● Exercise aim
A faithful transcription of all the data is required.

● Record list
☆ ☆ ☆ ☆ ☆ ☆ ☆
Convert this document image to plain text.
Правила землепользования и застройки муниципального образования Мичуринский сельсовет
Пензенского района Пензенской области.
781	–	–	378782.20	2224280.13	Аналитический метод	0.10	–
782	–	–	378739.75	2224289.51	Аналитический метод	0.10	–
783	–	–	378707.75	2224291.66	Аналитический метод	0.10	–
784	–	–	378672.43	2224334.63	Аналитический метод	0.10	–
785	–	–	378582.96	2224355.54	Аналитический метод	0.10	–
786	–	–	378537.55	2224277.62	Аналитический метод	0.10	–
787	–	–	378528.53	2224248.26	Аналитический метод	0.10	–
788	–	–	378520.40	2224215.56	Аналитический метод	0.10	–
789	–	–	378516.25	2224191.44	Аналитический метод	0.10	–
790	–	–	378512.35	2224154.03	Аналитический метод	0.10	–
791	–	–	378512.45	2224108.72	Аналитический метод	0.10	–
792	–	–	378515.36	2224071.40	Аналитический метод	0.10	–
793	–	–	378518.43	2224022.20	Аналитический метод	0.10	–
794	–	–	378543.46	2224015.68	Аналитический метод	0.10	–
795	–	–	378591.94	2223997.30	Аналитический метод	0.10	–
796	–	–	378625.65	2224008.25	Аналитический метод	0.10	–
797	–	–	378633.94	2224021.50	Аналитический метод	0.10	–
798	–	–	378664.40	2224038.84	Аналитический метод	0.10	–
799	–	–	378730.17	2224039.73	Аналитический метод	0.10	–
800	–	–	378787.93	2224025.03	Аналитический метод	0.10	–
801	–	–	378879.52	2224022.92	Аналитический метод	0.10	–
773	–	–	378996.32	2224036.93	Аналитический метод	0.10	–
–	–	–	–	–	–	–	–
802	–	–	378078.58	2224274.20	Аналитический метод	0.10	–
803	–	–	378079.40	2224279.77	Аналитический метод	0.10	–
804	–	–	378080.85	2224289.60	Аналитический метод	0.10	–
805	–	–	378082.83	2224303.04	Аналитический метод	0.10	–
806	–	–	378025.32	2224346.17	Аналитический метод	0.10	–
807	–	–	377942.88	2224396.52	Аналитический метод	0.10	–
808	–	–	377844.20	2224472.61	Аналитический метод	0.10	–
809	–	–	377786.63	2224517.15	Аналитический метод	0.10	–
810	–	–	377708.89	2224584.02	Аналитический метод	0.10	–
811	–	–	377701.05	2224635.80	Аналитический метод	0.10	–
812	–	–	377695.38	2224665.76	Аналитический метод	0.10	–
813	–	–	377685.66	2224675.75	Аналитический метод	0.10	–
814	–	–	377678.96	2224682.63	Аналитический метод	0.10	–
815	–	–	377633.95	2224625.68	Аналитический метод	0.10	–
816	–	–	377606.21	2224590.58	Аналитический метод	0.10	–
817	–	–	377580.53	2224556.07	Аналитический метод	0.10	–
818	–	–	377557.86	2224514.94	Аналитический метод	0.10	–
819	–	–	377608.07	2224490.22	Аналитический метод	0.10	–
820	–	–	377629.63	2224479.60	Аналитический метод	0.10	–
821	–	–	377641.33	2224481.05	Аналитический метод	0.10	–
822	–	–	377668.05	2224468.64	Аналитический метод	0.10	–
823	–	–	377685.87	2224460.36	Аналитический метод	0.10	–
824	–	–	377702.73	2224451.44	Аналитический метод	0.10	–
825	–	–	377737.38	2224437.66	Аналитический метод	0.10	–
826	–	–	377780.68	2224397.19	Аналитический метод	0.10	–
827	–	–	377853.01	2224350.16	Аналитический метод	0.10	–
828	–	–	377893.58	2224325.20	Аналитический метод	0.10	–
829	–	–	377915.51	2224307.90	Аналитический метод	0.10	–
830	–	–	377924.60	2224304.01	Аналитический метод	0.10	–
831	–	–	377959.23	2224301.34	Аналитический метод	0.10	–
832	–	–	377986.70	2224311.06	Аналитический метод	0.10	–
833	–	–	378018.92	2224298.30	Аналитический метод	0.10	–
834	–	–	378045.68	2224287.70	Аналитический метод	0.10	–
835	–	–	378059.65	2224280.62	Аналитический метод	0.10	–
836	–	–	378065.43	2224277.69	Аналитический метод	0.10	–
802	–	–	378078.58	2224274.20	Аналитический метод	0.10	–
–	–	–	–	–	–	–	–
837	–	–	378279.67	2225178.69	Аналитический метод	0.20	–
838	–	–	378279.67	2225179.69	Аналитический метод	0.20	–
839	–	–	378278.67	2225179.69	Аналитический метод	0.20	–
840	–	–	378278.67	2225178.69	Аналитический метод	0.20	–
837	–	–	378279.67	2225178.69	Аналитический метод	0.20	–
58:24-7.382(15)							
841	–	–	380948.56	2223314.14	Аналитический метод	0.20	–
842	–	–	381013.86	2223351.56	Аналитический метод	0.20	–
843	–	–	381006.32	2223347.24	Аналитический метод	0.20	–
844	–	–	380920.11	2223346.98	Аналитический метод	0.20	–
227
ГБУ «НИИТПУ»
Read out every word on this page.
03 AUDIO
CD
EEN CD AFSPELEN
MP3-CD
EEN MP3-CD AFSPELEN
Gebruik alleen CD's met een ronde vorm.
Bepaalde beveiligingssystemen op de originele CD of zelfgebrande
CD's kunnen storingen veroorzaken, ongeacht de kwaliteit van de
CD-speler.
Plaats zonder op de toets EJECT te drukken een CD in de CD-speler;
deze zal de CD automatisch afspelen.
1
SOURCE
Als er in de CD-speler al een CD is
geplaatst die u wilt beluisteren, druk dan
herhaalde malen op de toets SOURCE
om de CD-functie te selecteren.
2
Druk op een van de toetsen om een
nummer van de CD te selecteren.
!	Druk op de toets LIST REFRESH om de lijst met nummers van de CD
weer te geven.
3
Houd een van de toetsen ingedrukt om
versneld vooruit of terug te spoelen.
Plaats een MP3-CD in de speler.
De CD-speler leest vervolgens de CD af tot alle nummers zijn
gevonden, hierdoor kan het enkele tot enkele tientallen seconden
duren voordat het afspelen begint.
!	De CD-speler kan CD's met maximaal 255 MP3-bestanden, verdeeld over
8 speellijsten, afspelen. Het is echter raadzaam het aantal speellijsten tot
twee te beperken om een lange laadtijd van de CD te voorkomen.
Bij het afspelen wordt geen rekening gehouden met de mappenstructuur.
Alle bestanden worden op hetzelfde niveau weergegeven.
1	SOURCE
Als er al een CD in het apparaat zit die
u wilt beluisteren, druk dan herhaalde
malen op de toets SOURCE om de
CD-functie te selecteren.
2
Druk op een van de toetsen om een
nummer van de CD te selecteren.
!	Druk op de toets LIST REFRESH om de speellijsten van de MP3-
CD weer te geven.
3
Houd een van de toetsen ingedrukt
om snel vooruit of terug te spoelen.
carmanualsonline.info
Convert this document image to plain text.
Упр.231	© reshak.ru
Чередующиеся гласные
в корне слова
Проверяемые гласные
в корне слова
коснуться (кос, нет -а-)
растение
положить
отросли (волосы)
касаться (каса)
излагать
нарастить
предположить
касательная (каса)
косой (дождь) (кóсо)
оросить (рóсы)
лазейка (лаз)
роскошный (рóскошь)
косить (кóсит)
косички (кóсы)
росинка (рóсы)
☆ ☆ ☆ ☆ ☆ ☆ ☆
● Task answer
Convert this document image to plain text.
Правила землепользования и застройки муниципального образования Мичуринский сельсовет
Пензенского района Пензенской области.
781	–	–	378782.20	2224280.13	Аналитический метод	0.10	–
782	–	–	378739.75	2224289.51	Аналитический метод	0.10	–
783	–	–	378707.75	2224291.66	Аналитический метод	0.10	–
784	–	–	378672.43	2224334.63	Аналитический метод	0.10	–
785	–	–	378582.96	2224355.54	Аналитический метод	0.10	–
786	–	–	378537.55	2224277.62	Аналитический метод	0.10	–
787	–	–	378528.53	2224248.26	Аналитический метод	0.10	–
788	–	–	378520.40	2224215.56	Аналитический метод	0.10	–
789	–	–	378516.25	2224191.44	Аналитический метод	0.10	–
790	–	–	378512.35	2224154.03	Аналитический метод	0.10	–
791	–	–	378512.45	2224108.72	Аналитический метод	0.10	–
792	–	–	378515.36	2224071.40	Аналитический метод	0.10	–
793	–	–	378518.43	2224022.20	Аналитический метод	0.10	–
794	–	–	378543.46	2224015.68	Аналитический метод	0.10	–
795	–	–	378591.94	2223997.30	Аналитический метод	0.10	–
796	–	–	378625.65	2224008.25	Аналитический метод	0.10	–
797	–	–	378633.94	2224021.50	Аналитический метод	0.10	–
798	–	–	378664.40	2224038.84	Аналитический метод	0.10	–
799	–	–	378730.17	2224039.73	Аналитический метод	0.10	–
800	–	–	378787.93	2224025.03	Аналитический метод	0.10	–
801	–	–	378879.52	2224022.92	Аналитический метод	0.10	–
773	–	–	378996.32	2224036.93	Аналитический метод	0.10	–
–	–	–	–	–	–	–	–
802	–	–	378078.58	2224274.20	Аналитический метод	0.10	–
803	–	–	378079.40	2224279.77	Аналитический метод	0.10	–
804	–	–	378080.85	2224289.60	Аналитический метод	0.10	–
805	–	–	378082.83	2224303.04	Аналитический метод	0.10	–
806	–	–	378025.32	2224346.17	Аналитический метод	0.10	–
807	–	–	377942.88	2224396.52	Аналитический метод	0.10	–
808	–	–	377844.20	2224472.61	Аналитический метод	0.10	–
809	–	–	377786.63	2224517.15	Аналитический метод	0.10	–
810	–	–	377708.89	2224584.02	Аналитический метод	0.10	–
811	–	–	377701.05	2224635.80	Аналитический метод	0.10	–
812	–	–	377695.38	2224665.76	Аналитический метод	0.10	–
813	–	–	377685.66	2224675.75	Аналитический метод	0.10	–
814	–	–	377678.96	2224682.63	Аналитический метод	0.10	–
815	–	–	377633.95	2224625.68	Аналитический метод	0.10	–
816	–	–	377606.21	2224590.58	Аналитический метод	0.10	–
817	–	–	377580.53	2224556.07	Аналитический метод	0.10	–
818	–	–	377557.86	2224514.94	Аналитический метод	0.10	–
819	–	–	377608.07	2224490.22	Аналитический метод	0.10	–
820	–	–	377629.63	2224479.60	Аналитический метод	0.10	–
821	–	–	377641.33	2224481.05	Аналитический метод	0.10	–
822	–	–	377668.05	2224468.64	Аналитический метод	0.10	–
823	–	–	377685.87	2224460.36	Аналитический метод	0.10	–
824	–	–	377702.73	2224451.44	Аналитический метод	0.10	–
825	–	–	377737.38	2224437.66	Аналитический метод	0.10	–
826	–	–	377780.68	2224397.19	Аналитический метод	0.10	–
827	–	–	377853.01	2224350.16	Аналитический метод	0.10	–
828	–	–	377893.58	2224325.20	Аналитический метод	0.10	–
829	–	–	377915.51	2224307.90	Аналитический метод	0.10	–
830	–	–	377924.60	2224304.01	Аналитический метод	0.10	–
831	–	–	377959.23	2224301.34	Аналитический метод	0.10	–
832	–	–	377986.70	2224311.06	Аналитический метод	0.10	–
833	–	–	378018.92	2224298.30	Аналитический метод	0.10	–
834	–	–	378045.68	2224287.70	Аналитический метод	0.10	–
835	–	–	378059.65	2224280.62	Аналитический метод	0.10	–
836	–	–	378065.43	2224277.69	Аналитический метод	0.10	–
802	–	–	378078.58	2224274.20	Аналитический метод	0.10	–
–	–	–	–	–	–	–	–
837	–	–	378279.67	2225178.69	Аналитический метод	0.20	–
838	–	–	378279.67	2225179.69	Аналитический метод	0.20	–
839	–	–	378278.67	2225179.69	Аналитический метод	0.20	–
840	–	–	378278.67	2225178.69	Аналитический метод	0.20	–
837	–	–	378279.67	2225178.69	Аналитический метод	0.20	–
58:24-7.382(15)							
841	–	–	380948.56	2223314.14	Аналитический метод	0.20	–
842	–	–	381013.86	2223351.56	Аналитический метод	0.20	–
843	–	–	381006.32	2223347.24	Аналитический метод	0.20	–
844	–	–	380920.11	2223346.98	Аналитический метод	0.20	–
227
ГБУ «НИИТПУ»
Read out every word on this page.
03 AUDIO
CD
EEN CD AFSPELEN
MP3-CD
EEN MP3-CD AFSPELEN
Gebruik alleen CD's met een ronde vorm.
Bepaalde beveiligingssystemen op de originele CD of zelfgebrande
CD's kunnen storingen veroorzaken, ongeacht de kwaliteit van de
CD-speler.
Plaats zonder op de toets EJECT te drukken een CD in de CD-speler;
deze zal de CD automatisch afspelen.
1
SOURCE
Als er in de CD-speler al een CD is
geplaatst die u wilt beluisteren, druk dan
herhaalde malen op de toets SOURCE
om de CD-functie te selecteren.
2
Druk op een van de toetsen om een
nummer van de CD te selecteren.
!	Druk op de toets LIST REFRESH om de lijst met nummers van de CD
weer te geven.
3
Houd een van de toetsen ingedrukt om
versneld vooruit of terug te spoelen.
Plaats een MP3-CD in de speler.
De CD-speler leest vervolgens de CD af tot alle nummers zijn
gevonden, hierdoor kan het enkele tot enkele tientallen seconden
duren voordat het afspelen begint.
!	De CD-speler kan CD's met maximaal 255 MP3-bestanden, verdeeld over
8 speellijsten, afspelen. Het is echter raadzaam het aantal speellijsten tot
twee te beperken om een lange laadtijd van de CD te voorkomen.
Bij het afspelen wordt geen rekening gehouden met de mappenstructuur.
Alle bestanden worden op hetzelfde niveau weergegeven.
1	SOURCE
Als er al een CD in het apparaat zit die
u wilt beluisteren, druk dan herhaalde
malen op de toets SOURCE om de
CD-functie te selecteren.
2
Druk op een van de toetsen om een
nummer van de CD te selecteren.
!	Druk op de toets LIST REFRESH om de speellijsten van de MP3-
CD weer te geven.
3
Houd een van de toetsen ingedrukt
om snel vooruit of terug te spoelen.
carmanualsonline.info
Convert this document image to plain text.
Упр.231	© reshak.ru
Чередующиеся гласные
в корне слова
Проверяемые гласные
в корне слова
коснуться (кос, нет -а-)
растение
положить
отросли (волосы)
касаться (каса)
излагать
нарастить
предположить
касательная (каса)
косой (дождь) (кóсо)
оросить (рóсы)
лазейка (лаз)
роскошный (рóскошь)
косить (кóсит)
косички (кóсы)
росинка (рóсы)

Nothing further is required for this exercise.